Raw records
══════

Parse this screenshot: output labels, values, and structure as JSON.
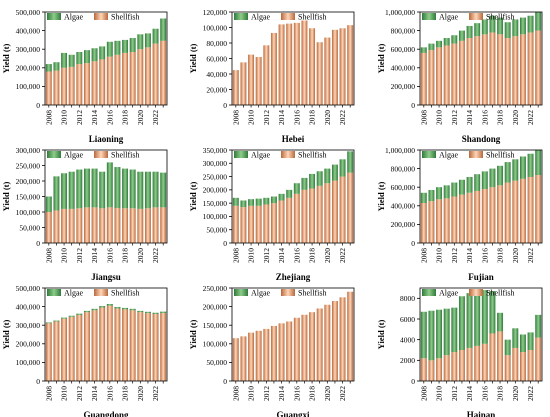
{
  "colors": {
    "algae": "#4f9a59",
    "shellfish": "#e9a37a",
    "algae_grad": [
      "#2f7a3c",
      "#8fcc8a"
    ],
    "shellfish_grad": [
      "#b8693c",
      "#ffd6b8"
    ]
  },
  "chart_data": [
    {
      "type": "bar",
      "stacked": true,
      "title": "Liaoning",
      "xlabel": "",
      "ylabel": "Yield (t)",
      "categories": [
        "2008",
        "2009",
        "2010",
        "2011",
        "2012",
        "2013",
        "2014",
        "2015",
        "2016",
        "2017",
        "2018",
        "2019",
        "2020",
        "2021",
        "2022",
        "2023"
      ],
      "x_tick_labels": [
        "2008",
        "2010",
        "2012",
        "2014",
        "2016",
        "2018",
        "2020",
        "2022"
      ],
      "y_ticks": [
        0,
        100000,
        200000,
        300000,
        400000,
        500000
      ],
      "y_tick_labels": [
        "0",
        "100,000",
        "200,000",
        "300,000",
        "400,000",
        "500,000"
      ],
      "ylim": [
        0,
        500000
      ],
      "legend": "top-left",
      "grid": false,
      "series": [
        {
          "name": "Shellfish",
          "values": [
            180000,
            185000,
            200000,
            205000,
            220000,
            225000,
            235000,
            245000,
            260000,
            270000,
            280000,
            285000,
            300000,
            310000,
            330000,
            345000
          ]
        },
        {
          "name": "Algae",
          "values": [
            40000,
            45000,
            80000,
            65000,
            65000,
            70000,
            70000,
            70000,
            80000,
            75000,
            70000,
            75000,
            80000,
            75000,
            80000,
            120000
          ]
        }
      ]
    },
    {
      "type": "bar",
      "stacked": true,
      "title": "Hebei",
      "xlabel": "",
      "ylabel": "Yield (t)",
      "categories": [
        "2008",
        "2009",
        "2010",
        "2011",
        "2012",
        "2013",
        "2014",
        "2015",
        "2016",
        "2017",
        "2018",
        "2019",
        "2020",
        "2021",
        "2022",
        "2023"
      ],
      "x_tick_labels": [
        "2008",
        "2010",
        "2012",
        "2014",
        "2016",
        "2018",
        "2020",
        "2022"
      ],
      "y_ticks": [
        0,
        20000,
        40000,
        60000,
        80000,
        100000,
        120000
      ],
      "y_tick_labels": [
        "0",
        "20,000",
        "40,000",
        "60,000",
        "80,000",
        "100,000",
        "120,000"
      ],
      "ylim": [
        0,
        120000
      ],
      "legend": "top-left",
      "grid": false,
      "series": [
        {
          "name": "Shellfish",
          "values": [
            45000,
            55000,
            65000,
            62000,
            77000,
            93000,
            104000,
            105000,
            106000,
            109000,
            99000,
            81000,
            87000,
            97000,
            99000,
            103000
          ]
        },
        {
          "name": "Algae",
          "values": [
            0,
            0,
            0,
            0,
            0,
            0,
            0,
            0,
            0,
            0,
            0,
            0,
            0,
            0,
            0,
            0
          ]
        }
      ]
    },
    {
      "type": "bar",
      "stacked": true,
      "title": "Shandong",
      "xlabel": "",
      "ylabel": "Yield (t)",
      "categories": [
        "2008",
        "2009",
        "2010",
        "2011",
        "2012",
        "2013",
        "2014",
        "2015",
        "2016",
        "2017",
        "2018",
        "2019",
        "2020",
        "2021",
        "2022",
        "2023"
      ],
      "x_tick_labels": [
        "2008",
        "2010",
        "2012",
        "2014",
        "2016",
        "2018",
        "2020",
        "2022"
      ],
      "y_ticks": [
        0,
        200000,
        400000,
        600000,
        800000,
        1000000
      ],
      "y_tick_labels": [
        "0",
        "200,000",
        "400,000",
        "600,000",
        "800,000",
        "1,000,000"
      ],
      "ylim": [
        0,
        1000000
      ],
      "legend": "top-left",
      "grid": false,
      "series": [
        {
          "name": "Shellfish",
          "values": [
            560000,
            590000,
            620000,
            640000,
            660000,
            690000,
            720000,
            740000,
            760000,
            780000,
            760000,
            720000,
            740000,
            760000,
            780000,
            800000
          ]
        },
        {
          "name": "Algae",
          "values": [
            60000,
            70000,
            70000,
            80000,
            90000,
            110000,
            130000,
            140000,
            160000,
            180000,
            180000,
            170000,
            180000,
            180000,
            180000,
            200000
          ]
        }
      ]
    },
    {
      "type": "bar",
      "stacked": true,
      "title": "Jiangsu",
      "xlabel": "",
      "ylabel": "Yield (t)",
      "categories": [
        "2008",
        "2009",
        "2010",
        "2011",
        "2012",
        "2013",
        "2014",
        "2015",
        "2016",
        "2017",
        "2018",
        "2019",
        "2020",
        "2021",
        "2022",
        "2023"
      ],
      "x_tick_labels": [
        "2008",
        "2010",
        "2012",
        "2014",
        "2016",
        "2018",
        "2020",
        "2022"
      ],
      "y_ticks": [
        0,
        50000,
        100000,
        150000,
        200000,
        250000,
        300000
      ],
      "y_tick_labels": [
        "0",
        "50,000",
        "100,000",
        "150,000",
        "200,000",
        "250,000",
        "300,000"
      ],
      "ylim": [
        0,
        300000
      ],
      "legend": "top-left",
      "grid": false,
      "series": [
        {
          "name": "Shellfish",
          "values": [
            100000,
            105000,
            110000,
            110000,
            112000,
            115000,
            115000,
            112000,
            115000,
            113000,
            112000,
            112000,
            110000,
            112000,
            115000,
            115000
          ]
        },
        {
          "name": "Algae",
          "values": [
            50000,
            110000,
            115000,
            120000,
            125000,
            125000,
            125000,
            118000,
            145000,
            132000,
            128000,
            125000,
            120000,
            118000,
            115000,
            112000
          ]
        }
      ]
    },
    {
      "type": "bar",
      "stacked": true,
      "title": "Zhejiang",
      "xlabel": "",
      "ylabel": "Yield (t)",
      "categories": [
        "2008",
        "2009",
        "2010",
        "2011",
        "2012",
        "2013",
        "2014",
        "2015",
        "2016",
        "2017",
        "2018",
        "2019",
        "2020",
        "2021",
        "2022",
        "2023"
      ],
      "x_tick_labels": [
        "2008",
        "2010",
        "2012",
        "2014",
        "2016",
        "2018",
        "2020",
        "2022"
      ],
      "y_ticks": [
        0,
        50000,
        100000,
        150000,
        200000,
        250000,
        300000,
        350000
      ],
      "y_tick_labels": [
        "0",
        "50,000",
        "100,000",
        "150,000",
        "200,000",
        "250,000",
        "300,000",
        "350,000"
      ],
      "ylim": [
        0,
        350000
      ],
      "legend": "top-left",
      "grid": false,
      "series": [
        {
          "name": "Shellfish",
          "values": [
            140000,
            135000,
            140000,
            140000,
            145000,
            150000,
            160000,
            170000,
            185000,
            200000,
            205000,
            215000,
            225000,
            235000,
            250000,
            265000
          ]
        },
        {
          "name": "Algae",
          "values": [
            30000,
            25000,
            25000,
            27000,
            25000,
            25000,
            25000,
            30000,
            40000,
            45000,
            55000,
            55000,
            55000,
            60000,
            65000,
            80000
          ]
        }
      ]
    },
    {
      "type": "bar",
      "stacked": true,
      "title": "Fujian",
      "xlabel": "",
      "ylabel": "Yield (t)",
      "categories": [
        "2008",
        "2009",
        "2010",
        "2011",
        "2012",
        "2013",
        "2014",
        "2015",
        "2016",
        "2017",
        "2018",
        "2019",
        "2020",
        "2021",
        "2022",
        "2023"
      ],
      "x_tick_labels": [
        "2008",
        "2010",
        "2012",
        "2014",
        "2016",
        "2018",
        "2020",
        "2022"
      ],
      "y_ticks": [
        0,
        200000,
        400000,
        600000,
        800000,
        1000000
      ],
      "y_tick_labels": [
        "0",
        "200,000",
        "400,000",
        "600,000",
        "800,000",
        "1,000,000"
      ],
      "ylim": [
        0,
        1000000
      ],
      "legend": "top-left",
      "grid": false,
      "series": [
        {
          "name": "Shellfish",
          "values": [
            430000,
            450000,
            470000,
            480000,
            500000,
            520000,
            540000,
            560000,
            580000,
            600000,
            620000,
            650000,
            670000,
            690000,
            710000,
            730000
          ]
        },
        {
          "name": "Algae",
          "values": [
            110000,
            120000,
            130000,
            140000,
            150000,
            160000,
            170000,
            180000,
            190000,
            200000,
            210000,
            220000,
            230000,
            240000,
            250000,
            270000
          ]
        }
      ]
    },
    {
      "type": "bar",
      "stacked": true,
      "title": "Guangdong",
      "xlabel": "",
      "ylabel": "Yield (t)",
      "categories": [
        "2008",
        "2009",
        "2010",
        "2011",
        "2012",
        "2013",
        "2014",
        "2015",
        "2016",
        "2017",
        "2018",
        "2019",
        "2020",
        "2021",
        "2022",
        "2023"
      ],
      "x_tick_labels": [
        "2008",
        "2010",
        "2012",
        "2014",
        "2016",
        "2018",
        "2020",
        "2022"
      ],
      "y_ticks": [
        0,
        100000,
        200000,
        300000,
        400000,
        500000
      ],
      "y_tick_labels": [
        "0",
        "100,000",
        "200,000",
        "300,000",
        "400,000",
        "500,000"
      ],
      "ylim": [
        0,
        500000
      ],
      "legend": "top-left",
      "grid": false,
      "series": [
        {
          "name": "Shellfish",
          "values": [
            310000,
            320000,
            335000,
            345000,
            355000,
            370000,
            380000,
            395000,
            405000,
            390000,
            385000,
            380000,
            370000,
            365000,
            360000,
            365000
          ]
        },
        {
          "name": "Algae",
          "values": [
            5000,
            5000,
            6000,
            6000,
            7000,
            7000,
            8000,
            8000,
            9000,
            8000,
            8000,
            8000,
            7000,
            7000,
            7000,
            8000
          ]
        }
      ]
    },
    {
      "type": "bar",
      "stacked": true,
      "title": "Guangxi",
      "xlabel": "",
      "ylabel": "Yield (t)",
      "categories": [
        "2008",
        "2009",
        "2010",
        "2011",
        "2012",
        "2013",
        "2014",
        "2015",
        "2016",
        "2017",
        "2018",
        "2019",
        "2020",
        "2021",
        "2022",
        "2023"
      ],
      "x_tick_labels": [
        "2008",
        "2010",
        "2012",
        "2014",
        "2016",
        "2018",
        "2020",
        "2022"
      ],
      "y_ticks": [
        0,
        50000,
        100000,
        150000,
        200000,
        250000
      ],
      "y_tick_labels": [
        "0",
        "50,000",
        "100,000",
        "150,000",
        "200,000",
        "250,000"
      ],
      "ylim": [
        0,
        250000
      ],
      "legend": "top-left",
      "grid": false,
      "series": [
        {
          "name": "Shellfish",
          "values": [
            115000,
            120000,
            130000,
            135000,
            140000,
            148000,
            155000,
            160000,
            170000,
            178000,
            185000,
            195000,
            205000,
            215000,
            225000,
            240000
          ]
        },
        {
          "name": "Algae",
          "values": [
            0,
            0,
            0,
            0,
            0,
            0,
            0,
            0,
            0,
            0,
            0,
            0,
            0,
            0,
            0,
            0
          ]
        }
      ]
    },
    {
      "type": "bar",
      "stacked": true,
      "title": "Hainan",
      "xlabel": "",
      "ylabel": "Yield (t)",
      "categories": [
        "2008",
        "2009",
        "2010",
        "2011",
        "2012",
        "2013",
        "2014",
        "2015",
        "2016",
        "2017",
        "2018",
        "2019",
        "2020",
        "2021",
        "2022",
        "2023"
      ],
      "x_tick_labels": [
        "2008",
        "2010",
        "2012",
        "2014",
        "2016",
        "2018",
        "2020",
        "2022"
      ],
      "y_ticks": [
        0,
        2000,
        4000,
        6000,
        8000
      ],
      "y_tick_labels": [
        "0",
        "2000",
        "4000",
        "6000",
        "8000"
      ],
      "ylim": [
        0,
        9000
      ],
      "legend": "top-left",
      "grid": false,
      "series": [
        {
          "name": "Shellfish",
          "values": [
            2200,
            2000,
            2200,
            2500,
            2800,
            3000,
            3200,
            3400,
            3600,
            4600,
            4800,
            2500,
            3200,
            2800,
            3000,
            4200
          ]
        },
        {
          "name": "Algae",
          "values": [
            4500,
            4800,
            4700,
            4500,
            4300,
            5200,
            5300,
            5100,
            5200,
            4100,
            1800,
            1500,
            1900,
            1700,
            1700,
            2200
          ]
        }
      ]
    }
  ]
}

══════

• _Set task_
In the entries above, identify every line with the string "title".

• _The response_
      "title": "Liaoning",
      "title": "Hebei",
      "title": "Shandong",
      "title": "Jiangsu",
      "title": "Zhejiang",
      "title": "Fujian",
      "title": "Guangdong",
      "title": "Guangxi",
      "title": "Hainan",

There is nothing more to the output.